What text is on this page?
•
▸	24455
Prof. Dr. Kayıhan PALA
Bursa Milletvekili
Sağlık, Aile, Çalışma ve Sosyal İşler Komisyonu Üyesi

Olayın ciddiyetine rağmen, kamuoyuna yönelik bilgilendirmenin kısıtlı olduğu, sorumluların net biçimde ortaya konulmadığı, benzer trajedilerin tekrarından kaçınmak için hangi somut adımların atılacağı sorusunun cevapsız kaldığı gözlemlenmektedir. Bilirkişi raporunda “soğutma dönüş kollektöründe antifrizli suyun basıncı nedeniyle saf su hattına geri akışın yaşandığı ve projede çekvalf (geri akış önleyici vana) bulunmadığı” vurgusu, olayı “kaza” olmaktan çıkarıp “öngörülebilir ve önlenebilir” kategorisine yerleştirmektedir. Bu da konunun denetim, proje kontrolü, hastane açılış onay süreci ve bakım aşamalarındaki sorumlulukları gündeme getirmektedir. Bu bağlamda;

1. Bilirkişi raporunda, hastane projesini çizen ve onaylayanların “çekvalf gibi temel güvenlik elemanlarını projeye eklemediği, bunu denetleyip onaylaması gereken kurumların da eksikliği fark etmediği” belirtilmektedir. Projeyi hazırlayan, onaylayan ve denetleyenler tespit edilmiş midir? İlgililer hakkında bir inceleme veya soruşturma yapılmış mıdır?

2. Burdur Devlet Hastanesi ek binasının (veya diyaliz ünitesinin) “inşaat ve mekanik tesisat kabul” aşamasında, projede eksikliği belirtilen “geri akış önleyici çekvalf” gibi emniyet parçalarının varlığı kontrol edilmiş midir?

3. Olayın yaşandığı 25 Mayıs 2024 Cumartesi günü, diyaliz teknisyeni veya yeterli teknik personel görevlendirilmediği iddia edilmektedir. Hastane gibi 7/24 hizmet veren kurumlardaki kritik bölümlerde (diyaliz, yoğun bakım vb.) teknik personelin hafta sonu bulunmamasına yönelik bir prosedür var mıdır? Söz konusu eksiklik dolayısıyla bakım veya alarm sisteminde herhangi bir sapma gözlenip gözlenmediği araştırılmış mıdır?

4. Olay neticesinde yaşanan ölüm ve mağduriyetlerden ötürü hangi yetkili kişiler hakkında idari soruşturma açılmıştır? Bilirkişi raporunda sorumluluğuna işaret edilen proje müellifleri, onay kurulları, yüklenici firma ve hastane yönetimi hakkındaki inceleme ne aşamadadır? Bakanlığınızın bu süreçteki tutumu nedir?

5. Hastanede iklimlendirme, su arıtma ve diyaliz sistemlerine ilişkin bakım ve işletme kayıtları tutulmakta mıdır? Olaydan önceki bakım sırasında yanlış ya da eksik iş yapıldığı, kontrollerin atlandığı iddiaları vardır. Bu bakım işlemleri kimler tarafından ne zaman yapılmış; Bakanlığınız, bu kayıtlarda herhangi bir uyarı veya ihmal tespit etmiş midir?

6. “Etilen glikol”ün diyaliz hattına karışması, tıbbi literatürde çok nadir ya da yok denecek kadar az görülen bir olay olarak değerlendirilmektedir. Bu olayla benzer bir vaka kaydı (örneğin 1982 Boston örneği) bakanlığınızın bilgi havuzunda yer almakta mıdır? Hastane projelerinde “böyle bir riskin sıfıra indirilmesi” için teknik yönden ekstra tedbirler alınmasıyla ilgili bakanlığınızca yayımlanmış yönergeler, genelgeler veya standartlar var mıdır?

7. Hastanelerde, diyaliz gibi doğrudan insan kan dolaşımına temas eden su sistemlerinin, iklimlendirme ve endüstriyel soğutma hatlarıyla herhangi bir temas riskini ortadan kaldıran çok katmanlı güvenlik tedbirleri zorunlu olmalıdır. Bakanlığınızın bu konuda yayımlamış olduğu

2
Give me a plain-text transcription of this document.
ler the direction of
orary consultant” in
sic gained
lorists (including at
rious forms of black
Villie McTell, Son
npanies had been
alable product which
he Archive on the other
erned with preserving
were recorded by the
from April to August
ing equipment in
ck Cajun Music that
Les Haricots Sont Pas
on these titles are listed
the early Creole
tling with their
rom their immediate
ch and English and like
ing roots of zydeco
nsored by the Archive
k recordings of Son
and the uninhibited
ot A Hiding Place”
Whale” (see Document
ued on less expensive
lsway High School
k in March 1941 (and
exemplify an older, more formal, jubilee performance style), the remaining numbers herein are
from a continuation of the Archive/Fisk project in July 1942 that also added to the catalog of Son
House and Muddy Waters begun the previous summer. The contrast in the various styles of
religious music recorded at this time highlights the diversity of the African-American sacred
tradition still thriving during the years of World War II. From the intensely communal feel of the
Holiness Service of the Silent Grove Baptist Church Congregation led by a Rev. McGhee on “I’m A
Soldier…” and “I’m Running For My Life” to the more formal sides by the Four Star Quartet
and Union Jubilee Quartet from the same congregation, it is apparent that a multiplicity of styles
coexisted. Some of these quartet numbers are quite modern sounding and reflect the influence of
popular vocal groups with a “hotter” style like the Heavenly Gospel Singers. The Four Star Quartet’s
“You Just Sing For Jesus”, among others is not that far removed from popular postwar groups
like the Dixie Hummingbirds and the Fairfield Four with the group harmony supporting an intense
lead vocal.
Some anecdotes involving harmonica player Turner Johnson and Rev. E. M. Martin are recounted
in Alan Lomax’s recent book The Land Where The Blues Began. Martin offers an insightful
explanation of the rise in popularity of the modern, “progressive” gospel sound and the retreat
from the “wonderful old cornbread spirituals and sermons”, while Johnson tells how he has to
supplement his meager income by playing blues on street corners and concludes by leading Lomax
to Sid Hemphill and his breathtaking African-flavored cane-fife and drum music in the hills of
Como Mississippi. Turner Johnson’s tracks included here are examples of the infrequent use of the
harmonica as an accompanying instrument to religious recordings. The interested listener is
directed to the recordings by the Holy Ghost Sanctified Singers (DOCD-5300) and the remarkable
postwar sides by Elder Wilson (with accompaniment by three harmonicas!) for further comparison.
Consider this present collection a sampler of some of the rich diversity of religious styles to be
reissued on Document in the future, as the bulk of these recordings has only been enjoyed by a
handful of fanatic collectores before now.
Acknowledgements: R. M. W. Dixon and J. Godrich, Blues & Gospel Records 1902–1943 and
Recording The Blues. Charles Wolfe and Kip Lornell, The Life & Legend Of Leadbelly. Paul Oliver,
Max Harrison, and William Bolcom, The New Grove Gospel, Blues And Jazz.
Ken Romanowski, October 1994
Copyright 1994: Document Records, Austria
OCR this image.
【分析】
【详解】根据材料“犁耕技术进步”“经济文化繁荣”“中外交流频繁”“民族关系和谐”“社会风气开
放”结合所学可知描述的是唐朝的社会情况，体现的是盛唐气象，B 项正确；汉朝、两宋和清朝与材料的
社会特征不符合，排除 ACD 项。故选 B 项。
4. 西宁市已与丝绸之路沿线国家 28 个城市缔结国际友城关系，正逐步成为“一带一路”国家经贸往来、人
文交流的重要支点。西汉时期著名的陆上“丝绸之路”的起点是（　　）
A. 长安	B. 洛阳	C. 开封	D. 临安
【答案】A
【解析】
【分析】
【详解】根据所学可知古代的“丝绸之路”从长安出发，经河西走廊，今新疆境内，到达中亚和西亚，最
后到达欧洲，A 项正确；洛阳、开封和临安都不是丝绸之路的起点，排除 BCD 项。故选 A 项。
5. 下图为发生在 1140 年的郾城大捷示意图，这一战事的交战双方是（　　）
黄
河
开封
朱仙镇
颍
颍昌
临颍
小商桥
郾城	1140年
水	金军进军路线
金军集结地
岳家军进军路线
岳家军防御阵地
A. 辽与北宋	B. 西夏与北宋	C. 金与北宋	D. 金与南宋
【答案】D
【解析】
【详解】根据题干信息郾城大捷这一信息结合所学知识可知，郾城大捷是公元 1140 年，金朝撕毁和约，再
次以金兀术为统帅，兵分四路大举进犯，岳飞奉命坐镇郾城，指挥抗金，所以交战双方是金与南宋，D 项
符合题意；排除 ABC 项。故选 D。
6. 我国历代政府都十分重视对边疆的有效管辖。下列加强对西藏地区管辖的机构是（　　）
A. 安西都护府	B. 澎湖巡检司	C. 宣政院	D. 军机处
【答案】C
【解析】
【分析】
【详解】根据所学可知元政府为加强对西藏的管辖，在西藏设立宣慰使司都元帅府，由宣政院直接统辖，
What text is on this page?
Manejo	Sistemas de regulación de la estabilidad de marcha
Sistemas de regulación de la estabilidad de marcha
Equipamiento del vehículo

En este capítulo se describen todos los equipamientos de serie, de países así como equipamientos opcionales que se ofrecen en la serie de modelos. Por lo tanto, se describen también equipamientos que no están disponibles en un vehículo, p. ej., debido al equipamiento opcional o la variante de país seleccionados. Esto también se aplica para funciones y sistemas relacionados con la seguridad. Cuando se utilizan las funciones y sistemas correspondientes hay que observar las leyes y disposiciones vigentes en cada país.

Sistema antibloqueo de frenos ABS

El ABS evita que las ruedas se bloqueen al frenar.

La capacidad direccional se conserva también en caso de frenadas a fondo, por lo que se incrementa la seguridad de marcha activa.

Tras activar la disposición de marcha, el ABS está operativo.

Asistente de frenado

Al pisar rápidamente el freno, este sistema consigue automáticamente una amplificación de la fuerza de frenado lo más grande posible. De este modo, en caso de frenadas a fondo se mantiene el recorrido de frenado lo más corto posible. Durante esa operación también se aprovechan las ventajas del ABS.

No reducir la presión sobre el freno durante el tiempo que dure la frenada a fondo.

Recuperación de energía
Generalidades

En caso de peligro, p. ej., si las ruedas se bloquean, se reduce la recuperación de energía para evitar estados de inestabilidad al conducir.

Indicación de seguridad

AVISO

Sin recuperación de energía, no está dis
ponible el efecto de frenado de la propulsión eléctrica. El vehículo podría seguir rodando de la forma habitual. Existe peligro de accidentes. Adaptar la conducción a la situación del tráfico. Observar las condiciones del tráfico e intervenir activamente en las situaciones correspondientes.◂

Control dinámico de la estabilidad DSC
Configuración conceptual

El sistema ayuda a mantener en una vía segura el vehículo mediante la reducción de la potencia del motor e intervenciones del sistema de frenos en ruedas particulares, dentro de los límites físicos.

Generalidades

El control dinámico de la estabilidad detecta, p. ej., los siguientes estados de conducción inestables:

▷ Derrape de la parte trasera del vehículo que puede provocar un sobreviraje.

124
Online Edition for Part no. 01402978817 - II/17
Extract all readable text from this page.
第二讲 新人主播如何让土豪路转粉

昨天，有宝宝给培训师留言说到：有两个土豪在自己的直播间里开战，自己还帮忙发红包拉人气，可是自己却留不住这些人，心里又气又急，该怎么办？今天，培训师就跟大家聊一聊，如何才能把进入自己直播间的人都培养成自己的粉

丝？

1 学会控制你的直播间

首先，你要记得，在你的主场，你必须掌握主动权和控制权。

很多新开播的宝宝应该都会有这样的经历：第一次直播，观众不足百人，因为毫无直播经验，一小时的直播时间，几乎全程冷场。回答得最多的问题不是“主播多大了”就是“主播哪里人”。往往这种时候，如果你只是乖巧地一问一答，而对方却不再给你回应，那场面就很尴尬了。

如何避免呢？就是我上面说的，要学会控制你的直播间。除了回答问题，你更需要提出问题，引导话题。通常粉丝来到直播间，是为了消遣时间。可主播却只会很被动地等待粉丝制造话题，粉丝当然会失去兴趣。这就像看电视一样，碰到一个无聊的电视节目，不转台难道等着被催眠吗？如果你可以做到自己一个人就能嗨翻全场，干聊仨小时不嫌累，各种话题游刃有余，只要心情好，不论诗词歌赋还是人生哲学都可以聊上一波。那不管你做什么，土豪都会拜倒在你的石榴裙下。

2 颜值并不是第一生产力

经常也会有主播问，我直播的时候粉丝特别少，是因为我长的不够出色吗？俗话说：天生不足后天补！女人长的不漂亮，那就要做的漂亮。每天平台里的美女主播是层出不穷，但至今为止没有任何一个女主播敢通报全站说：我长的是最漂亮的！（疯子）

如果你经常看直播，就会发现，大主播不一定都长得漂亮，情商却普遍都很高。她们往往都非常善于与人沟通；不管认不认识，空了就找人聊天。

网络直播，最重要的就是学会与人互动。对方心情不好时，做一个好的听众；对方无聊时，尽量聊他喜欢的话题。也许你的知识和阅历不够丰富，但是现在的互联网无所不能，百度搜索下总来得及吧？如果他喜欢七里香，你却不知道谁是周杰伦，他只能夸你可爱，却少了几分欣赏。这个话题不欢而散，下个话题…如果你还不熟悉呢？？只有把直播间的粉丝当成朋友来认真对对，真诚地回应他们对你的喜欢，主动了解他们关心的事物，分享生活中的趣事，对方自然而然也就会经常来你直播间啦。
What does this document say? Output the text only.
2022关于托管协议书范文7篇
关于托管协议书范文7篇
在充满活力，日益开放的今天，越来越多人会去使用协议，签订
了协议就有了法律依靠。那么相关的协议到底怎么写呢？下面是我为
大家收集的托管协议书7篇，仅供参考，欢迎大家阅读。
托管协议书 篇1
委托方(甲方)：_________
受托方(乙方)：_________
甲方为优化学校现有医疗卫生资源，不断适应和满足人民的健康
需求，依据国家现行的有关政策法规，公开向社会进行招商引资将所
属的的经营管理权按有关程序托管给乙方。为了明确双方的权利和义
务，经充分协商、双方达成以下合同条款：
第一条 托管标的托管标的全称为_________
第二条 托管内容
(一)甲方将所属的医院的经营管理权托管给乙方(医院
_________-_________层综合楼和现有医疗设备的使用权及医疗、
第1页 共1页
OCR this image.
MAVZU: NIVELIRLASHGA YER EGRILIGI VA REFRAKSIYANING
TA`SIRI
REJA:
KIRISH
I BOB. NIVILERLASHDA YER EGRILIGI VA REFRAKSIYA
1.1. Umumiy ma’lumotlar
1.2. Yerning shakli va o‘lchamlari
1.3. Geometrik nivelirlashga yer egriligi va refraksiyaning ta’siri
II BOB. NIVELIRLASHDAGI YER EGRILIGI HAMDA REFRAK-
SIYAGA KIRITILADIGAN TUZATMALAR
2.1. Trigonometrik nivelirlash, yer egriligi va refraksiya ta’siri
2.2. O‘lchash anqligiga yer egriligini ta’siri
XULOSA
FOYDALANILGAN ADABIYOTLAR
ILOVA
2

- - - - -

● **DIRECTIONS FOR THIS TASK**
Return a copy of every line that includes the word "text".

● **EXERCISE SOLUTION**
What text is on this page?
Give me a plain-text transcription of this document.
What text is on this page?
Extract all readable text from this page.
What does this document say? Output the text only.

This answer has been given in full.